-- Supplied data start --

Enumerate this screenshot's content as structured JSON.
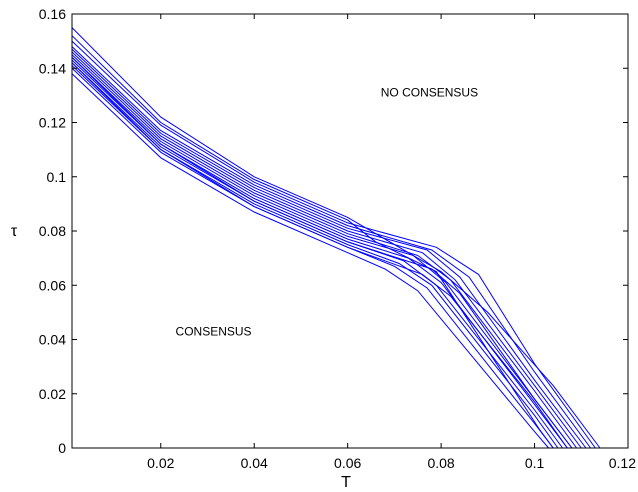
{
  "chart_data": {
    "type": "line",
    "title": "",
    "xlabel": "T",
    "ylabel": "τ",
    "xlim": [
      0.001,
      0.12
    ],
    "ylim": [
      0,
      0.16
    ],
    "xticks": [
      0.02,
      0.04,
      0.06,
      0.08,
      0.1,
      0.12
    ],
    "xtick_labels": [
      "0.02",
      "0.04",
      "0.06",
      "0.08",
      "0.1",
      "0.12"
    ],
    "yticks": [
      0,
      0.02,
      0.04,
      0.06,
      0.08,
      0.1,
      0.12,
      0.14,
      0.16
    ],
    "ytick_labels": [
      "0",
      "0.02",
      "0.04",
      "0.06",
      "0.08",
      "0.1",
      "0.12",
      "0.14",
      "0.16"
    ],
    "grid": false,
    "legend": "none",
    "line_color": "#0000ff",
    "annotations": [
      {
        "text": "NO CONSENSUS",
        "x": 0.0775,
        "y": 0.1295
      },
      {
        "text": "CONSENSUS",
        "x": 0.0313,
        "y": 0.0415
      }
    ],
    "series": [
      {
        "x": [
          0.001,
          0.02,
          0.04,
          0.06,
          0.068,
          0.075,
          0.1,
          0.103
        ],
        "y": [
          0.138,
          0.107,
          0.087,
          0.072,
          0.066,
          0.058,
          0.006,
          0
        ]
      },
      {
        "x": [
          0.001,
          0.02,
          0.04,
          0.06,
          0.07,
          0.077,
          0.1,
          0.104
        ],
        "y": [
          0.14,
          0.109,
          0.089,
          0.074,
          0.067,
          0.059,
          0.009,
          0
        ]
      },
      {
        "x": [
          0.001,
          0.02,
          0.04,
          0.06,
          0.071,
          0.078,
          0.1,
          0.105
        ],
        "y": [
          0.141,
          0.11,
          0.09,
          0.075,
          0.068,
          0.06,
          0.012,
          0
        ]
      },
      {
        "x": [
          0.001,
          0.02,
          0.04,
          0.06,
          0.072,
          0.079,
          0.1,
          0.106
        ],
        "y": [
          0.142,
          0.111,
          0.091,
          0.076,
          0.069,
          0.06,
          0.014,
          0
        ]
      },
      {
        "x": [
          0.001,
          0.02,
          0.04,
          0.06,
          0.073,
          0.08,
          0.1,
          0.107
        ],
        "y": [
          0.143,
          0.112,
          0.092,
          0.077,
          0.07,
          0.061,
          0.016,
          0
        ]
      },
      {
        "x": [
          0.001,
          0.02,
          0.04,
          0.06,
          0.074,
          0.081,
          0.1,
          0.108
        ],
        "y": [
          0.144,
          0.113,
          0.093,
          0.078,
          0.071,
          0.061,
          0.018,
          0
        ]
      },
      {
        "x": [
          0.001,
          0.02,
          0.04,
          0.06,
          0.075,
          0.082,
          0.1,
          0.109
        ],
        "y": [
          0.145,
          0.114,
          0.094,
          0.079,
          0.071,
          0.062,
          0.021,
          0
        ]
      },
      {
        "x": [
          0.001,
          0.02,
          0.04,
          0.06,
          0.076,
          0.083,
          0.1,
          0.11
        ],
        "y": [
          0.146,
          0.115,
          0.095,
          0.08,
          0.072,
          0.062,
          0.023,
          0
        ]
      },
      {
        "x": [
          0.001,
          0.02,
          0.04,
          0.06,
          0.077,
          0.084,
          0.1,
          0.111
        ],
        "y": [
          0.147,
          0.116,
          0.096,
          0.081,
          0.073,
          0.063,
          0.025,
          0
        ]
      },
      {
        "x": [
          0.001,
          0.02,
          0.04,
          0.06,
          0.078,
          0.086,
          0.1,
          0.112
        ],
        "y": [
          0.148,
          0.117,
          0.097,
          0.082,
          0.073,
          0.063,
          0.028,
          0
        ]
      },
      {
        "x": [
          0.001,
          0.02,
          0.04,
          0.06,
          0.079,
          0.088,
          0.1,
          0.113
        ],
        "y": [
          0.15,
          0.119,
          0.098,
          0.083,
          0.074,
          0.064,
          0.031,
          0
        ]
      },
      {
        "x": [
          0.001,
          0.02,
          0.04,
          0.06,
          0.066,
          0.079,
          0.101,
          0.104
        ],
        "y": [
          0.152,
          0.12,
          0.099,
          0.084,
          0.076,
          0.065,
          0.007,
          0
        ]
      },
      {
        "x": [
          0.001,
          0.02,
          0.04,
          0.06,
          0.08,
          0.09,
          0.104,
          0.114
        ],
        "y": [
          0.155,
          0.122,
          0.1,
          0.085,
          0.065,
          0.05,
          0.023,
          0
        ]
      },
      {
        "x": [
          0.001,
          0.02,
          0.04,
          0.06,
          0.078,
          0.084,
          0.1,
          0.108
        ],
        "y": [
          0.144,
          0.112,
          0.091,
          0.076,
          0.066,
          0.057,
          0.018,
          0
        ]
      },
      {
        "x": [
          0.001,
          0.02,
          0.04,
          0.06,
          0.076,
          0.082,
          0.1,
          0.107
        ],
        "y": [
          0.142,
          0.11,
          0.089,
          0.074,
          0.064,
          0.056,
          0.017,
          0
        ]
      }
    ]
  }
}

-- Supplied data end --

*Aim*.
Copy the whole of the material above exactly, but not its images.

*Solved exercise*.
Enumerate this screenshot's content as structured JSON.
{
  "chart_data": {
    "type": "line",
    "title": "",
    "xlabel": "T",
    "ylabel": "τ",
    "xlim": [
      0.001,
      0.12
    ],
    "ylim": [
      0,
      0.16
    ],
    "xticks": [
      0.02,
      0.04,
      0.06,
      0.08,
      0.1,
      0.12
    ],
    "xtick_labels": [
      "0.02",
      "0.04",
      "0.06",
      "0.08",
      "0.1",
      "0.12"
    ],
    "yticks": [
      0,
      0.02,
      0.04,
      0.06,
      0.08,
      0.1,
      0.12,
      0.14,
      0.16
    ],
    "ytick_labels": [
      "0",
      "0.02",
      "0.04",
      "0.06",
      "0.08",
      "0.1",
      "0.12",
      "0.14",
      "0.16"
    ],
    "grid": false,
    "legend": "none",
    "line_color": "#0000ff",
    "annotations": [
      {
        "text": "NO CONSENSUS",
        "x": 0.0775,
        "y": 0.1295
      },
      {
        "text": "CONSENSUS",
        "x": 0.0313,
        "y": 0.0415
      }
    ],
    "series": [
      {
        "x": [
          0.001,
          0.02,
          0.04,
          0.06,
          0.068,
          0.075,
          0.1,
          0.103
        ],
        "y": [
          0.138,
          0.107,
          0.087,
          0.072,
          0.066,
          0.058,
          0.006,
          0
        ]
      },
      {
        "x": [
          0.001,
          0.02,
          0.04,
          0.06,
          0.07,
          0.077,
          0.1,
          0.104
        ],
        "y": [
          0.14,
          0.109,
          0.089,
          0.074,
          0.067,
          0.059,
          0.009,
          0
        ]
      },
      {
        "x": [
          0.001,
          0.02,
          0.04,
          0.06,
          0.071,
          0.078,
          0.1,
          0.105
        ],
        "y": [
          0.141,
          0.11,
          0.09,
          0.075,
          0.068,
          0.06,
          0.012,
          0
        ]
      },
      {
        "x": [
          0.001,
          0.02,
          0.04,
          0.06,
          0.072,
          0.079,
          0.1,
          0.106
        ],
        "y": [
          0.142,
          0.111,
          0.091,
          0.076,
          0.069,
          0.06,
          0.014,
          0
        ]
      },
      {
        "x": [
          0.001,
          0.02,
          0.04,
          0.06,
          0.073,
          0.08,
          0.1,
          0.107
        ],
        "y": [
          0.143,
          0.112,
          0.092,
          0.077,
          0.07,
          0.061,
          0.016,
          0
        ]
      },
      {
        "x": [
          0.001,
          0.02,
          0.04,
          0.06,
          0.074,
          0.081,
          0.1,
          0.108
        ],
        "y": [
          0.144,
          0.113,
          0.093,
          0.078,
          0.071,
          0.061,
          0.018,
          0
        ]
      },
      {
        "x": [
          0.001,
          0.02,
          0.04,
          0.06,
          0.075,
          0.082,
          0.1,
          0.109
        ],
        "y": [
          0.145,
          0.114,
          0.094,
          0.079,
          0.071,
          0.062,
          0.021,
          0
        ]
      },
      {
        "x": [
          0.001,
          0.02,
          0.04,
          0.06,
          0.076,
          0.083,
          0.1,
          0.11
        ],
        "y": [
          0.146,
          0.115,
          0.095,
          0.08,
          0.072,
          0.062,
          0.023,
          0
        ]
      },
      {
        "x": [
          0.001,
          0.02,
          0.04,
          0.06,
          0.077,
          0.084,
          0.1,
          0.111
        ],
        "y": [
          0.147,
          0.116,
          0.096,
          0.081,
          0.073,
          0.063,
          0.025,
          0
        ]
      },
      {
        "x": [
          0.001,
          0.02,
          0.04,
          0.06,
          0.078,
          0.086,
          0.1,
          0.112
        ],
        "y": [
          0.148,
          0.117,
          0.097,
          0.082,
          0.073,
          0.063,
          0.028,
          0
        ]
      },
      {
        "x": [
          0.001,
          0.02,
          0.04,
          0.06,
          0.079,
          0.088,
          0.1,
          0.113
        ],
        "y": [
          0.15,
          0.119,
          0.098,
          0.083,
          0.074,
          0.064,
          0.031,
          0
        ]
      },
      {
        "x": [
          0.001,
          0.02,
          0.04,
          0.06,
          0.066,
          0.079,
          0.101,
          0.104
        ],
        "y": [
          0.152,
          0.12,
          0.099,
          0.084,
          0.076,
          0.065,
          0.007,
          0
        ]
      },
      {
        "x": [
          0.001,
          0.02,
          0.04,
          0.06,
          0.08,
          0.09,
          0.104,
          0.114
        ],
        "y": [
          0.155,
          0.122,
          0.1,
          0.085,
          0.065,
          0.05,
          0.023,
          0
        ]
      },
      {
        "x": [
          0.001,
          0.02,
          0.04,
          0.06,
          0.078,
          0.084,
          0.1,
          0.108
        ],
        "y": [
          0.144,
          0.112,
          0.091,
          0.076,
          0.066,
          0.057,
          0.018,
          0
        ]
      },
      {
        "x": [
          0.001,
          0.02,
          0.04,
          0.06,
          0.076,
          0.082,
          0.1,
          0.107
        ],
        "y": [
          0.142,
          0.11,
          0.089,
          0.074,
          0.064,
          0.056,
          0.017,
          0
        ]
      }
    ]
  }
}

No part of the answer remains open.